┌─ ENTRIES SUPPLIED

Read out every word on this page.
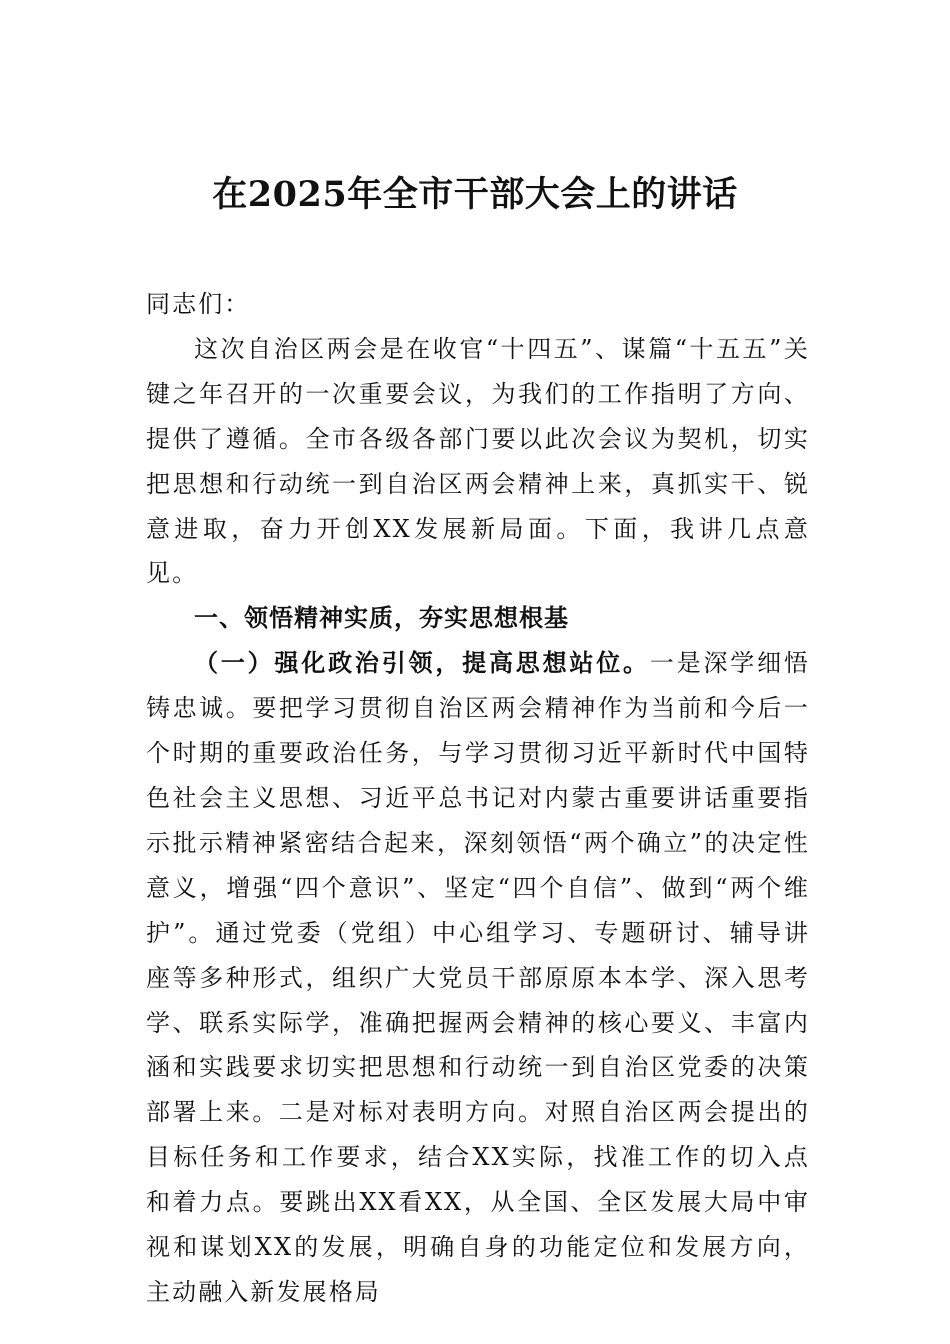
在2025年全市干部大会上的讲话

同志们：

这次自治区两会是在收官“十四五”、谋篇“十五五”关键之年召开的一次重要会议，为我们的工作指明了方向、提供了遵循。全市各级各部门要以此次会议为契机，切实把思想和行动统一到自治区两会精神上来，真抓实干、锐意进取，奋力开创XX发展新局面。下面，我讲几点意见。

一、领悟精神实质，夯实思想根基

（一）强化政治引领，提高思想站位。一是深学细悟铸忠诚。要把学习贯彻自治区两会精神作为当前和今后一个时期的重要政治任务，与学习贯彻习近平新时代中国特色社会主义思想、习近平总书记对内蒙古重要讲话重要指示批示精神紧密结合起来，深刻领悟“两个确立”的决定性意义，增强“四个意识”、坚定“四个自信”、做到“两个维护”。通过党委（党组）中心组学习、专题研讨、辅导讲座等多种形式，组织广大党员干部原原本本学、深入思考学、联系实际学，准确把握两会精神的核心要义、丰富内涵和实践要求切实把思想和行动统一到自治区党委的决策部署上来。二是对标对表明方向。对照自治区两会提出的目标任务和工作要求，结合XX实际，找准工作的切入点和着力点。要跳出XX看XX，从全国、全区发展大局中审视和谋划XX的发展，明确自身的功能定位和发展方向，主动融入新发展格局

└─

▸ DIRECTIVE:
Leave out the pictures and copy the rest of the material above exactly.

▸ EXERCISE OUTPUT:
Read out every word on this page.
在2025年全市干部大会上的讲话

同志们：

这次自治区两会是在收官“十四五”、谋篇“十五五”关键之年召开的一次重要会议，为我们的工作指明了方向、提供了遵循。全市各级各部门要以此次会议为契机，切实把思想和行动统一到自治区两会精神上来，真抓实干、锐意进取，奋力开创XX发展新局面。下面，我讲几点意见。

一、领悟精神实质，夯实思想根基

（一）强化政治引领，提高思想站位。一是深学细悟铸忠诚。要把学习贯彻自治区两会精神作为当前和今后一个时期的重要政治任务，与学习贯彻习近平新时代中国特色社会主义思想、习近平总书记对内蒙古重要讲话重要指示批示精神紧密结合起来，深刻领悟“两个确立”的决定性意义，增强“四个意识”、坚定“四个自信”、做到“两个维护”。通过党委（党组）中心组学习、专题研讨、辅导讲座等多种形式，组织广大党员干部原原本本学、深入思考学、联系实际学，准确把握两会精神的核心要义、丰富内涵和实践要求切实把思想和行动统一到自治区党委的决策部署上来。二是对标对表明方向。对照自治区两会提出的目标任务和工作要求，结合XX实际，找准工作的切入点和着力点。要跳出XX看XX，从全国、全区发展大局中审视和谋划XX的发展，明确自身的功能定位和发展方向，主动融入新发展格局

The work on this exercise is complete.